Extracted data entries:

** START **

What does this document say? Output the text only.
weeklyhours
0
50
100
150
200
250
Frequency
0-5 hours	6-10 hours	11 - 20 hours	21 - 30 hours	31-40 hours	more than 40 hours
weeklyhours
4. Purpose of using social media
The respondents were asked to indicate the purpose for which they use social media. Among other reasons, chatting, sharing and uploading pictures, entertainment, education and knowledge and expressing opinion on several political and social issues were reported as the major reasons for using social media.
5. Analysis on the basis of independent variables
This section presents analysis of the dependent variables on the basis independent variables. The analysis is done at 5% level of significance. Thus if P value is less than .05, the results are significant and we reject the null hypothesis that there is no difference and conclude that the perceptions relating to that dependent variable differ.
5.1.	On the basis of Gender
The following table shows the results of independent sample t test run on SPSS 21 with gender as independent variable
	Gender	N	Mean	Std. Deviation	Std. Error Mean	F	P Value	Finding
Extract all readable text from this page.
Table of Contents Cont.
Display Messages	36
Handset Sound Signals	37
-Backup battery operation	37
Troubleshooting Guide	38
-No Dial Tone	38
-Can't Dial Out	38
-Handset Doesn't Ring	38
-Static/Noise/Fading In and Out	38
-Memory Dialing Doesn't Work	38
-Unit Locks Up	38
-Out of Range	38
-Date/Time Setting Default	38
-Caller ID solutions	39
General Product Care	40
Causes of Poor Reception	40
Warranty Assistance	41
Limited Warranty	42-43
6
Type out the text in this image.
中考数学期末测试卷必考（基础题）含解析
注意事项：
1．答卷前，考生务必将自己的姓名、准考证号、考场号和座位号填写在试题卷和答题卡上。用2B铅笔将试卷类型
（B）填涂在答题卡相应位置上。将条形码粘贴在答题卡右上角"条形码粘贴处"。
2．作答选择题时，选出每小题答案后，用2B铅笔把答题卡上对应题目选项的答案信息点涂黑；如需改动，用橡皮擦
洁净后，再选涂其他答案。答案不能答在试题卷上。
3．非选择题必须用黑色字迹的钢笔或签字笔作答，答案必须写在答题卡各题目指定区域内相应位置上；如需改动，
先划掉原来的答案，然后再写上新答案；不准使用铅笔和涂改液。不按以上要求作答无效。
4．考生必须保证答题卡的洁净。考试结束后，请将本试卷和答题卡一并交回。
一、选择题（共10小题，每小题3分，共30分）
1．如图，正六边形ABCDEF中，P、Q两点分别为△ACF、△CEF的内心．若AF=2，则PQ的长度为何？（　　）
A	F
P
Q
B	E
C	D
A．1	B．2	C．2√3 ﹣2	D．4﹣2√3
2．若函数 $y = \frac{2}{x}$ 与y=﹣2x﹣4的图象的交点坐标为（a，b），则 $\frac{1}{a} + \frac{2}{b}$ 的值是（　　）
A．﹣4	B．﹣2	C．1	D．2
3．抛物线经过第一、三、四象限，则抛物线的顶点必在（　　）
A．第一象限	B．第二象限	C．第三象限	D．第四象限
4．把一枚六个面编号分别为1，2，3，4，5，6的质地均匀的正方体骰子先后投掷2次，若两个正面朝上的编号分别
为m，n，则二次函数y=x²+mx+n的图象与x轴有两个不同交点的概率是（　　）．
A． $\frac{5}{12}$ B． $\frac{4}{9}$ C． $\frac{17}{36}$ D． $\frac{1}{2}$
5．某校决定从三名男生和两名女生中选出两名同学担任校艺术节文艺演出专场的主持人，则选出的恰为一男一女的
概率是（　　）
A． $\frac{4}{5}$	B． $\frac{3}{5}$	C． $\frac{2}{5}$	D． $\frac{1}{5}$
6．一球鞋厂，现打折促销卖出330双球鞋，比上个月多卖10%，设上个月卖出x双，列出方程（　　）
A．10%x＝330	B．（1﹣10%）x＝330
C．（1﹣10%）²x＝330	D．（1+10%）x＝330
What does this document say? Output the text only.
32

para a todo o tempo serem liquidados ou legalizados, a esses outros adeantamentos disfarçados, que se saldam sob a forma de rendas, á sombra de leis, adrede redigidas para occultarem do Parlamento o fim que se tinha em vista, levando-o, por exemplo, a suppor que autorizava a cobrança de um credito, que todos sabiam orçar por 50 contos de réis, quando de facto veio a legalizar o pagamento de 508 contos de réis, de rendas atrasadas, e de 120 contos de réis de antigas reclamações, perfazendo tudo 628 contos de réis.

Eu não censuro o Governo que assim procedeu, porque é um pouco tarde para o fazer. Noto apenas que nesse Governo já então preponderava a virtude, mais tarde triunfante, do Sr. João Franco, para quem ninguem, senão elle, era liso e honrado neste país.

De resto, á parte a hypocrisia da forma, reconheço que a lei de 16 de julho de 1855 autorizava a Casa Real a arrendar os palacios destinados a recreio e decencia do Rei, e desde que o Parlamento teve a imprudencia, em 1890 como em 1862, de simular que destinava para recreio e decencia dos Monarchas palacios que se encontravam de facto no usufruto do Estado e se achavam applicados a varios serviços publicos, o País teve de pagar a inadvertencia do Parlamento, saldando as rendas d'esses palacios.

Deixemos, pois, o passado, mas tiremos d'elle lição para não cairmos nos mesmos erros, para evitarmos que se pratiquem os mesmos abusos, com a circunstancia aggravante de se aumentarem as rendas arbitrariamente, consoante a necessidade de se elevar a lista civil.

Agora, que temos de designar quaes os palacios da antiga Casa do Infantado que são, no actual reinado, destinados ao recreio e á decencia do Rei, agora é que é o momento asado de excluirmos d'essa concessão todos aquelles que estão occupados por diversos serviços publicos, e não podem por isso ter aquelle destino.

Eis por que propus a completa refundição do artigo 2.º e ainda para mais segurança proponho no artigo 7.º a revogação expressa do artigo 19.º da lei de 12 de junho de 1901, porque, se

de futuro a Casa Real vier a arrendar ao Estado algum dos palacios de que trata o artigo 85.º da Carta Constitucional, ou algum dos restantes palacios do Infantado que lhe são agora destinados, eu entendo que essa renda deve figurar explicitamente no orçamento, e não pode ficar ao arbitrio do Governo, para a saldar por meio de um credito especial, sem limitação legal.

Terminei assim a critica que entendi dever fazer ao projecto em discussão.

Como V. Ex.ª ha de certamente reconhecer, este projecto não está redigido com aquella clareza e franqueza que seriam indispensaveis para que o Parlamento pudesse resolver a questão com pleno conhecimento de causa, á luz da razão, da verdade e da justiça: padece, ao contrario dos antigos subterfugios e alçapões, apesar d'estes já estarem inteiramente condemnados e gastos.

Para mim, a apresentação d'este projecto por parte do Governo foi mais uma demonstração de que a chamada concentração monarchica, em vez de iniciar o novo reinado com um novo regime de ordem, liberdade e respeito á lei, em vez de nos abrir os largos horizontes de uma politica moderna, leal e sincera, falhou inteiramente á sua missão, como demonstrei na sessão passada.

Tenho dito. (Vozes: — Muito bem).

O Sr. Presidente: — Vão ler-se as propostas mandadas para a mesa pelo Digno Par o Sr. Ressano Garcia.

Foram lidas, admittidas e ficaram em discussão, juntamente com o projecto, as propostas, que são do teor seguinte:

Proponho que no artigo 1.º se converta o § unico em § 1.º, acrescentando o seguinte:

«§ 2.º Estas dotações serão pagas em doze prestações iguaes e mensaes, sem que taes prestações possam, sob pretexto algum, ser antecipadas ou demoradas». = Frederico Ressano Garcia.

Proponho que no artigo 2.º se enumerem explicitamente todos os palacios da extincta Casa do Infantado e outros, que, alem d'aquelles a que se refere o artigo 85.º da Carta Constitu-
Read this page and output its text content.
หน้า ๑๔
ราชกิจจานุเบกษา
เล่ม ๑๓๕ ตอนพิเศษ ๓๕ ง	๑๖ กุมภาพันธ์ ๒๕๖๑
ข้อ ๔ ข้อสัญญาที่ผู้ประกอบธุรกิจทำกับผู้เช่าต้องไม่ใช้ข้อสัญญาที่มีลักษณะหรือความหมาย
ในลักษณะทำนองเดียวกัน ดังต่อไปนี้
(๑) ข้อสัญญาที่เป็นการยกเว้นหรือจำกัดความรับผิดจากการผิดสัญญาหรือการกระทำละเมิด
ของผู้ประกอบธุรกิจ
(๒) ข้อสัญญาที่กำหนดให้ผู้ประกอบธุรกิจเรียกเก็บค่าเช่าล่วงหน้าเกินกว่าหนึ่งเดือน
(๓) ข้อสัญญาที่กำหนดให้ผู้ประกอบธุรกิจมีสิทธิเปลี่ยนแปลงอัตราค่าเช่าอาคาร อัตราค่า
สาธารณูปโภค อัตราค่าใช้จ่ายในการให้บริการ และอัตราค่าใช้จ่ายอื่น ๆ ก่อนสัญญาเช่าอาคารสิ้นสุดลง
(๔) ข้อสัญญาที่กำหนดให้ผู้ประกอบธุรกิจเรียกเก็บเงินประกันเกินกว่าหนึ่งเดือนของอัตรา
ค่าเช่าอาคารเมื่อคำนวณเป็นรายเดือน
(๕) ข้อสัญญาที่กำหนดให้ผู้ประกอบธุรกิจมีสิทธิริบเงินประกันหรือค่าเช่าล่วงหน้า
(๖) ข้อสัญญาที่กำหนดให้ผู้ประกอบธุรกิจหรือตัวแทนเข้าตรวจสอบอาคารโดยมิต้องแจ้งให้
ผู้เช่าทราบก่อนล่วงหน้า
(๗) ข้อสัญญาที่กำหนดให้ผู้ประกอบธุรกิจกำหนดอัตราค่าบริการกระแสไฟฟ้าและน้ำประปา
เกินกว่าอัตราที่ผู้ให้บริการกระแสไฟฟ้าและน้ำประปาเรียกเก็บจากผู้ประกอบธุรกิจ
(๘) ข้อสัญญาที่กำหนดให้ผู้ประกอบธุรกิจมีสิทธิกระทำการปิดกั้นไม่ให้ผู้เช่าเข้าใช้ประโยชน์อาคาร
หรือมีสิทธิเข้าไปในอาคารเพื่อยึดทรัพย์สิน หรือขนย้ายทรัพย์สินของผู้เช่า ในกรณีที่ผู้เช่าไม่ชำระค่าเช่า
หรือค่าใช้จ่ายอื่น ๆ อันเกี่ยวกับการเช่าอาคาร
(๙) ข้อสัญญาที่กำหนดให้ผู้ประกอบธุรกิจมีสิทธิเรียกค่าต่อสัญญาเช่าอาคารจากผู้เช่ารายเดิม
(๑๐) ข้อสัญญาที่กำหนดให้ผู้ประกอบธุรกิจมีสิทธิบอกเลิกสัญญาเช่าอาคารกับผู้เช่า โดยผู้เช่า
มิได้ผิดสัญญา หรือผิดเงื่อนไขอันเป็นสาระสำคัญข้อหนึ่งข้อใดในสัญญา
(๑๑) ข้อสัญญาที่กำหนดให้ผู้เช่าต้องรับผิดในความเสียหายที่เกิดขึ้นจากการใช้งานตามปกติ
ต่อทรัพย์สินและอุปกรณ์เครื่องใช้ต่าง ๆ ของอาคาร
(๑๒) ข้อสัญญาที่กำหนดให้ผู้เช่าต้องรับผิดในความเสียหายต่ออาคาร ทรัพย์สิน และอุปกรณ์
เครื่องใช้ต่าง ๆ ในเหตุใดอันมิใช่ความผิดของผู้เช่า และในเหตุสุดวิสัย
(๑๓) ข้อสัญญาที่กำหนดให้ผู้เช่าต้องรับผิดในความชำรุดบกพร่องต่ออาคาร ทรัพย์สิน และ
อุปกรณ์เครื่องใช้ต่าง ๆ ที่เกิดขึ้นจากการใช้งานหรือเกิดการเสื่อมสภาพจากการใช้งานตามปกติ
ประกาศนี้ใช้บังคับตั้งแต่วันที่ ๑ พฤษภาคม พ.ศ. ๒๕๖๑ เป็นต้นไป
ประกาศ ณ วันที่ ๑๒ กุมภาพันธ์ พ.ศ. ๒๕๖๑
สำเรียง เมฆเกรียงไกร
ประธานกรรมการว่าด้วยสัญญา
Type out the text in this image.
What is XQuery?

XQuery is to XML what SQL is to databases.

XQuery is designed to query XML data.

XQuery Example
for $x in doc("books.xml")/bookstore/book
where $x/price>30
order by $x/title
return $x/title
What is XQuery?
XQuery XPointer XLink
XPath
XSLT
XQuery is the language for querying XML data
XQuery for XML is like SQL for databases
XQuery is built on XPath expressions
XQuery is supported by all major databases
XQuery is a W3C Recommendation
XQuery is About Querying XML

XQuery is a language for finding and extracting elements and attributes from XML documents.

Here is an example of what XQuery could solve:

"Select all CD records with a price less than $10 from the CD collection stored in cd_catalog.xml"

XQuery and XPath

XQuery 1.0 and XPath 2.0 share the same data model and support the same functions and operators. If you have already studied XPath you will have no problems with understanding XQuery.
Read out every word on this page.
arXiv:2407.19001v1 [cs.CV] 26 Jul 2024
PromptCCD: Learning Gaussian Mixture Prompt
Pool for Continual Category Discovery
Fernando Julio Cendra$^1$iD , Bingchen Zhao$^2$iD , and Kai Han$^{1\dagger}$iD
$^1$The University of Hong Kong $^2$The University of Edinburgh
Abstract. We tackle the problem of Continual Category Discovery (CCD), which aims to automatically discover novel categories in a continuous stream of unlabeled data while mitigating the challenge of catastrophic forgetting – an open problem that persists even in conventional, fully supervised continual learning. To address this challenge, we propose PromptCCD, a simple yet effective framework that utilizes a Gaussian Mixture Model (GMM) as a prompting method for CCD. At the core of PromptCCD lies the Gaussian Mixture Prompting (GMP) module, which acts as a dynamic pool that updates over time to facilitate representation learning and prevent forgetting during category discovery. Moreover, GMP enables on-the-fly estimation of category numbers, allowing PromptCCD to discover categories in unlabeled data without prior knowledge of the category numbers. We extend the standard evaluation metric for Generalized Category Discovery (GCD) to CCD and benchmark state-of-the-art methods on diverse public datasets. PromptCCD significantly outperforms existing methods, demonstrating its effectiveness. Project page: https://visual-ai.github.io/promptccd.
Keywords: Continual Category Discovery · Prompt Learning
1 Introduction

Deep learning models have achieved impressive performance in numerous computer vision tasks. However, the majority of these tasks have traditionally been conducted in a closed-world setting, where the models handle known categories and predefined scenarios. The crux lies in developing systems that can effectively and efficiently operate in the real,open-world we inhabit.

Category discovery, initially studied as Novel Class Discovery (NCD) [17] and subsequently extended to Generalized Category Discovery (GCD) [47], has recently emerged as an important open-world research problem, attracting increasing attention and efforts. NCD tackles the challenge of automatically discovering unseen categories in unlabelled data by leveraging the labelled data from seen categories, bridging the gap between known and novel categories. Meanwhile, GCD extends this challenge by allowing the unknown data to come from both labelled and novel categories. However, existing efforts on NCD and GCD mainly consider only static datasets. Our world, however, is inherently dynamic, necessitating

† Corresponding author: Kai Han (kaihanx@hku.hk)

** END **

[Work to complete]:
From the entries above, extract each line containing "social".

[The response]:
4. Purpose of using social media
The respondents were asked to indicate the purpose for which they use social media. Among other reasons, chatting, sharing and uploading pictures, entertainment, education and knowledge and expressing opinion on several political and social issues were reported as the major reasons for using social media.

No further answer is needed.